Problem — Output all of the entries exactly as written.

Supplied records —
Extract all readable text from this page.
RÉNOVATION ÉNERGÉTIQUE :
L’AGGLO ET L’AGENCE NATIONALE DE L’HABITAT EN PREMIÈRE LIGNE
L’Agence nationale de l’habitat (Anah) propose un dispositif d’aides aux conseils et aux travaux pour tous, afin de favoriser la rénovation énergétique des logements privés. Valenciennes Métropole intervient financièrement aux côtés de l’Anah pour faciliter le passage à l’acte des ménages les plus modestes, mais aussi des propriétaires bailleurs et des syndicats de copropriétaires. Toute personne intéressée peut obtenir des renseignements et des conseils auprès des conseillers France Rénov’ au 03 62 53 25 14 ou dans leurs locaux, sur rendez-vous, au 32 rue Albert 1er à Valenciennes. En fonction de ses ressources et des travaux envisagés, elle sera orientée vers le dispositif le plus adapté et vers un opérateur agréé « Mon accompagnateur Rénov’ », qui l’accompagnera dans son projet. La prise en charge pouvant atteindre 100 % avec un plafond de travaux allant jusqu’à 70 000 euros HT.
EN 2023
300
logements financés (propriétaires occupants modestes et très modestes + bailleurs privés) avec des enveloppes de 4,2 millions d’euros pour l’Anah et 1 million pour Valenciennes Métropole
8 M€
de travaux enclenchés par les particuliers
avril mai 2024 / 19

Exercise answer —
Extract all readable text from this page.
RÉNOVATION ÉNERGÉTIQUE :
L’AGGLO ET L’AGENCE NATIONALE DE L’HABITAT EN PREMIÈRE LIGNE
L’Agence nationale de l’habitat (Anah) propose un dispositif d’aides aux conseils et aux travaux pour tous, afin de favoriser la rénovation énergétique des logements privés. Valenciennes Métropole intervient financièrement aux côtés de l’Anah pour faciliter le passage à l’acte des ménages les plus modestes, mais aussi des propriétaires bailleurs et des syndicats de copropriétaires. Toute personne intéressée peut obtenir des renseignements et des conseils auprès des conseillers France Rénov’ au 03 62 53 25 14 ou dans leurs locaux, sur rendez-vous, au 32 rue Albert 1er à Valenciennes. En fonction de ses ressources et des travaux envisagés, elle sera orientée vers le dispositif le plus adapté et vers un opérateur agréé « Mon accompagnateur Rénov’ », qui l’accompagnera dans son projet. La prise en charge pouvant atteindre 100 % avec un plafond de travaux allant jusqu’à 70 000 euros HT.
EN 2023
300
logements financés (propriétaires occupants modestes et très modestes + bailleurs privés) avec des enveloppes de 4,2 millions d’euros pour l’Anah et 1 million pour Valenciennes Métropole
8 M€
de travaux enclenchés par les particuliers
avril mai 2024 / 19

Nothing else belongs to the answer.